━━━━━ Entries shown ━━━━━

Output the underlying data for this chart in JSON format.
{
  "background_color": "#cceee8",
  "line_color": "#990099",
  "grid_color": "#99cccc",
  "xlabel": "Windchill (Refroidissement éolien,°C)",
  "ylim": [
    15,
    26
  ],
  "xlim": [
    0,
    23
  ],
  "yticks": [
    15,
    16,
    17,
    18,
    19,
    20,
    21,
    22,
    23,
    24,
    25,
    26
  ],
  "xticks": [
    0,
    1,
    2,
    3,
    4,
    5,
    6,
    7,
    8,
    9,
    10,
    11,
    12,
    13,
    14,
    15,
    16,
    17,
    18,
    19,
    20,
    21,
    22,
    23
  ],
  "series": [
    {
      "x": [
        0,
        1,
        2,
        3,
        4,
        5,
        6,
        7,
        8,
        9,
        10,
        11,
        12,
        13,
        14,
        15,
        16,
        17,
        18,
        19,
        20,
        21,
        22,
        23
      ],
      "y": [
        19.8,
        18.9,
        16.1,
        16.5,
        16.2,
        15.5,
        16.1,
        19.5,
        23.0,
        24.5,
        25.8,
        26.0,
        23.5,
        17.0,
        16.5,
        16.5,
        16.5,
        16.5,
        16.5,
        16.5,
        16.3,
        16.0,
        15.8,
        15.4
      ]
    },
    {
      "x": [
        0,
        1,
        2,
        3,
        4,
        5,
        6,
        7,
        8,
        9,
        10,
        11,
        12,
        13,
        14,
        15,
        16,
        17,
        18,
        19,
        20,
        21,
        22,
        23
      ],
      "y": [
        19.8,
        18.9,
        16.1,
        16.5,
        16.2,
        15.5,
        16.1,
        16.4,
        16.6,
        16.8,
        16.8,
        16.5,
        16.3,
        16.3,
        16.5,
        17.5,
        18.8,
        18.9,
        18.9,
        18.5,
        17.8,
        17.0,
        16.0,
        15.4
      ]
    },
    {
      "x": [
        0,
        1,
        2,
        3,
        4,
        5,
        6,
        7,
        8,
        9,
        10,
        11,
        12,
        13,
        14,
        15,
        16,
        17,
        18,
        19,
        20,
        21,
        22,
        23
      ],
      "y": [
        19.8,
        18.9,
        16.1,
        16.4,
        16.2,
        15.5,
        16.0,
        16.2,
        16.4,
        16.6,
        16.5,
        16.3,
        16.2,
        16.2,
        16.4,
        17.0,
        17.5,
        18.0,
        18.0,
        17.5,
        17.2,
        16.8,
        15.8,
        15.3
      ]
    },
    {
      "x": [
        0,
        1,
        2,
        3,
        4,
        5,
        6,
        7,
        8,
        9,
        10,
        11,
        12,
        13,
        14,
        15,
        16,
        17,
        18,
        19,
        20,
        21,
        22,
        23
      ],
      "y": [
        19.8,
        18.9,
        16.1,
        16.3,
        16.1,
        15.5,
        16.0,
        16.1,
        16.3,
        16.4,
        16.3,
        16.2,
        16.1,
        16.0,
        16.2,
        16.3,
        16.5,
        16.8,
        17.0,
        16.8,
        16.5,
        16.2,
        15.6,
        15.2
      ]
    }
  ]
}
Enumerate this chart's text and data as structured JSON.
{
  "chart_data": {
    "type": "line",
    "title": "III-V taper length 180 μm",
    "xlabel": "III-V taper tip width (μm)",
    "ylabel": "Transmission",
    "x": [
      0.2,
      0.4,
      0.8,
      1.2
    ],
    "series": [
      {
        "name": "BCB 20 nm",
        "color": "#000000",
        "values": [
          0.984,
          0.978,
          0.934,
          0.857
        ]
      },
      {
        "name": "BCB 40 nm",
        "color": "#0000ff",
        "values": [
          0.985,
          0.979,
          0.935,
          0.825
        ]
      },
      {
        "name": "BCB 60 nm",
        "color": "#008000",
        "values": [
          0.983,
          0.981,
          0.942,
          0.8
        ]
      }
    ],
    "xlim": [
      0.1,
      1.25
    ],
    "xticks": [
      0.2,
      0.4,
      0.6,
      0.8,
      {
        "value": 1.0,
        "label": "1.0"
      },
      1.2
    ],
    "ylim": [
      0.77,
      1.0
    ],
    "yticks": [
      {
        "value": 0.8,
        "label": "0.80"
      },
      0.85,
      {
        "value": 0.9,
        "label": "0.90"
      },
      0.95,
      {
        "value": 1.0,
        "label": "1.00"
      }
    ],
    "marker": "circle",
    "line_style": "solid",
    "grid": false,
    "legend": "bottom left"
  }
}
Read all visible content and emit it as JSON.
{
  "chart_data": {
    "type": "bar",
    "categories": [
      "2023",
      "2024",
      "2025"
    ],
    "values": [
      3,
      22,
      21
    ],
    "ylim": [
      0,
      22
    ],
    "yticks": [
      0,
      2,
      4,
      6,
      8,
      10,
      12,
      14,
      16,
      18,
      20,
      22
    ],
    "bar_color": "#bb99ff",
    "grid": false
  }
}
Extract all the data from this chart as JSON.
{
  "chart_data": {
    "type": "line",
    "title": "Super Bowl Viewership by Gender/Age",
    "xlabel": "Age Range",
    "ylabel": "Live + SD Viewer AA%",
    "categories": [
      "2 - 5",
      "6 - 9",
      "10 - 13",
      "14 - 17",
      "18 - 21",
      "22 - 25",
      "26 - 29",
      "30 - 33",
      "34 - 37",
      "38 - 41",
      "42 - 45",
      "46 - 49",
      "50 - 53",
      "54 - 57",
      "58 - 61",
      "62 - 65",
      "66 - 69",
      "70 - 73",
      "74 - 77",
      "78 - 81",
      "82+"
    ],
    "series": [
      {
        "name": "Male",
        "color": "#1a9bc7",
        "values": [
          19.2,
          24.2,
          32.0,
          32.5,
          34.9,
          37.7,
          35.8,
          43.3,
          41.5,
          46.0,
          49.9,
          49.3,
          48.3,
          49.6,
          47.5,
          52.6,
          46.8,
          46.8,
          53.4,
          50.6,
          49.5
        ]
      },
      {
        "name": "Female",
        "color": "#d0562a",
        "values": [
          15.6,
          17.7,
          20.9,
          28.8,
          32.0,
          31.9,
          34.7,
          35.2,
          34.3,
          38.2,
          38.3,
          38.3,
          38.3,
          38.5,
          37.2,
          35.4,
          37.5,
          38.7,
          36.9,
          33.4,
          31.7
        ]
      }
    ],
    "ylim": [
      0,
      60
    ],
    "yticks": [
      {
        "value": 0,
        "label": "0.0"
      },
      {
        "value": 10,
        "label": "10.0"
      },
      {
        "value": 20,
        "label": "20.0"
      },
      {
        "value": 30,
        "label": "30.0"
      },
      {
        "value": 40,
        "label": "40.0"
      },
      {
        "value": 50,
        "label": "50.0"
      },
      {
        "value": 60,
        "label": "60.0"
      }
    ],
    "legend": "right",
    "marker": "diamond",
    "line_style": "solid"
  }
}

━━━━━

**Stated exercise:** In the entries above, find every line holding the word "name" and copy it out.

**Complete answer:**
        "name": "BCB 20 nm",
        "name": "BCB 40 nm",
        "name": "BCB 60 nm",
        "name": "Male",
        "name": "Female",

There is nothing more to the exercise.